• _BRIEF_: Reproduce the part of the post on secular reason word for word, starting with the words "Archbishop Javier Martinzer" and stopping after "whole piece here.".

• _SOURCE PASSAGE_:
START

Archbishop Javier Martinez: Beyond Secular Reason

Archbishop Javier Martinez: Beyond Secular Reason October 29, 2012

I recently stumbled across this gem over at Stratford Caldecott’s Second Spring website, a place that many Catholics who do not feel at home in an American political context will find refreshing.

Archbishop Javier Martinzer of Granada deconstructs “secular reason” and the unwitting Christian capitulation to it.

You can read the whole piece here.

Here are a few representative quotes:

[T]he culture of the Enlightment is just one more tradition, born from particular circumstances in the history of European Christianity. Moreover, it is a tradition that:
1) it masks, and first of all to itself, its character as tradition;
2) it is constitutively intolerant, among other reasons, as a necessary consequence of its unawareness of its traditional character;
3) with all its predicament and power as the official culture everywhere in what was once the Christian world, it is already an intellectually dead culture, because it creates an alienated type of humanity, it disintegrates itself, and it is bound to dissolve itself into nihilism. In fact, its triumph coincides with its destruction.

 

I cannot bring myself to imagine the Church of the second or of the third century trying to overthrow and take over the Roman Empire to make it Christian, instead of converting it. For us Christians, that kind of “battle” is always a distraction and a trap. For one thing, it will make us forget how much we have contributed and still contribute to this very state of affairs that now so much offends us. To put just one example, the sexual morality and the so- called “bioethics” of the advanced capitalistic societies is obviously tied up with and depends in many ways on the economic interests of particular industries, and on very deep assumptions about the meaning of human life common in capitalistic mentality. It is pathetic to see some Christians renting their clothes about the propositions about sexual life that come from secular society while at the same time defending wholeheartedly the moral autonomy of modern economics or politics.

 

I do not believe, therefore, that any strategy to conquer influence or power in our societies will do any good to the Church or to the cause of Christianity in any sense. We as Christians cannot have any nostalgia of the days of the past and, least of all, for those very conditions that have led to the invention of the secular as a reaction against a decadent and already reductive image of Christianity. A strategy of looking for influence will only continue to hide to most Christians the fact that the real “enemy” is not truly outside us, but within us, in the exact measure (which is a very large measure) we share those very assumptions whose consequences we criticize so sharply in the decisions of some politicians (but in general only of some).

END

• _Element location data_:

START

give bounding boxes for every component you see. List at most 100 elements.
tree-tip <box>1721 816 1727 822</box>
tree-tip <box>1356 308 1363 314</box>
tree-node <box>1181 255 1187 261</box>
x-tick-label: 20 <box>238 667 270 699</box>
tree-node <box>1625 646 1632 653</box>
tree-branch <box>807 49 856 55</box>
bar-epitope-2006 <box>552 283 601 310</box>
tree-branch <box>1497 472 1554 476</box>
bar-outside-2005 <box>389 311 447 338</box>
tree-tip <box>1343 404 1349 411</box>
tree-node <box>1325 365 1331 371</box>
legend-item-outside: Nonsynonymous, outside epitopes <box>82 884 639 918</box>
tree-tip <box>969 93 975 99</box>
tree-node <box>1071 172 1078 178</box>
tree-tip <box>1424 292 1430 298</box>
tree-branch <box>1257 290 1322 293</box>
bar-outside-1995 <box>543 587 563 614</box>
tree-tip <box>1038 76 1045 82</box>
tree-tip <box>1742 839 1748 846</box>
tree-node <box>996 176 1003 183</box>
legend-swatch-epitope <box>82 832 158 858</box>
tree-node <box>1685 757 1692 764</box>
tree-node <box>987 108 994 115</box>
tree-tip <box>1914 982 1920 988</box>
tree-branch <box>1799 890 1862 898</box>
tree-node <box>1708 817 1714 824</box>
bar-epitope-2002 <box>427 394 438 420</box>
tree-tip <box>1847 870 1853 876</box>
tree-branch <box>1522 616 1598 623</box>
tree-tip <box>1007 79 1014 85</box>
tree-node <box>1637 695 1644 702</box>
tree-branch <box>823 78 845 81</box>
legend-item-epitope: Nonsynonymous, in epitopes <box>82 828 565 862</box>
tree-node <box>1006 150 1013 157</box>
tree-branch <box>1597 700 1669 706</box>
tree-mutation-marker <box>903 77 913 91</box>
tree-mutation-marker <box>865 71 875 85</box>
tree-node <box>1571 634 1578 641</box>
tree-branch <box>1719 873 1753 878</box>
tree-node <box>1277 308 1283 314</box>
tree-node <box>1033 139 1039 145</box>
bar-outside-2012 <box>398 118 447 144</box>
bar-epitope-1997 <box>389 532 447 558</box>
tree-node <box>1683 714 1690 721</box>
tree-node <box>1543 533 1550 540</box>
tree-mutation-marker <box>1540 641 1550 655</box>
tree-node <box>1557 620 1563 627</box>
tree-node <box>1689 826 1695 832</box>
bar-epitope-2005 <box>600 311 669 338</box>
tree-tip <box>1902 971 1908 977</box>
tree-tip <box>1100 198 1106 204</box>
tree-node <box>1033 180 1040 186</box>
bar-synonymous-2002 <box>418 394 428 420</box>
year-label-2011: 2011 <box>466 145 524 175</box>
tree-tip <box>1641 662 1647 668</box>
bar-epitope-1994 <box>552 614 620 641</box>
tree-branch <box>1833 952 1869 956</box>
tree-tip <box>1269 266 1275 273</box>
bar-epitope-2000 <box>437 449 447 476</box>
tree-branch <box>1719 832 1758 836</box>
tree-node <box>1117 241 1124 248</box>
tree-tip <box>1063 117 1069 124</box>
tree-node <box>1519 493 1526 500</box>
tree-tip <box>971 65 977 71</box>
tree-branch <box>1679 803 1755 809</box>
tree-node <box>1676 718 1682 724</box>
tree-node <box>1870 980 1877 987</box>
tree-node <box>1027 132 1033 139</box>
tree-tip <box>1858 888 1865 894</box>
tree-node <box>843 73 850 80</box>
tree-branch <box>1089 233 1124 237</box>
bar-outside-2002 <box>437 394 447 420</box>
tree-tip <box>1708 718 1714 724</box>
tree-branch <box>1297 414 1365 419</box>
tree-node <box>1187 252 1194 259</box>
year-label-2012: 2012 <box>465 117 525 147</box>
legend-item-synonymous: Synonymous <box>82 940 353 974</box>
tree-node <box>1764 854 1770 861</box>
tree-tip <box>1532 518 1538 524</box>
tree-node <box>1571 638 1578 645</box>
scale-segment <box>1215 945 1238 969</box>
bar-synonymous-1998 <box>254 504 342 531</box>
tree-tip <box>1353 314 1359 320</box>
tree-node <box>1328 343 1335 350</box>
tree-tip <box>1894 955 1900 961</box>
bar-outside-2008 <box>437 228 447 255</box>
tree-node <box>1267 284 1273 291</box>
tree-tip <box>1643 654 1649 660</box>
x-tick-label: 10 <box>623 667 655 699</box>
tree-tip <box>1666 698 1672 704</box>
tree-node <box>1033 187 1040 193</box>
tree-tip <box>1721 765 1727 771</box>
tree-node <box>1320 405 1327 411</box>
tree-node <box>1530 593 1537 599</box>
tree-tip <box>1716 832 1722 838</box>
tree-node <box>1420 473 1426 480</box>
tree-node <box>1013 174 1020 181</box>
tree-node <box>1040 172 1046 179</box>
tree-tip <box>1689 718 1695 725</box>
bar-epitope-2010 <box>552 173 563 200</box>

END

• _OUTPUT OF THE TASK_:
Archbishop Javier Martinzer of Granada deconstructs “secular reason” and the unwitting Christian capitulation to it.

You can read the whole piece here.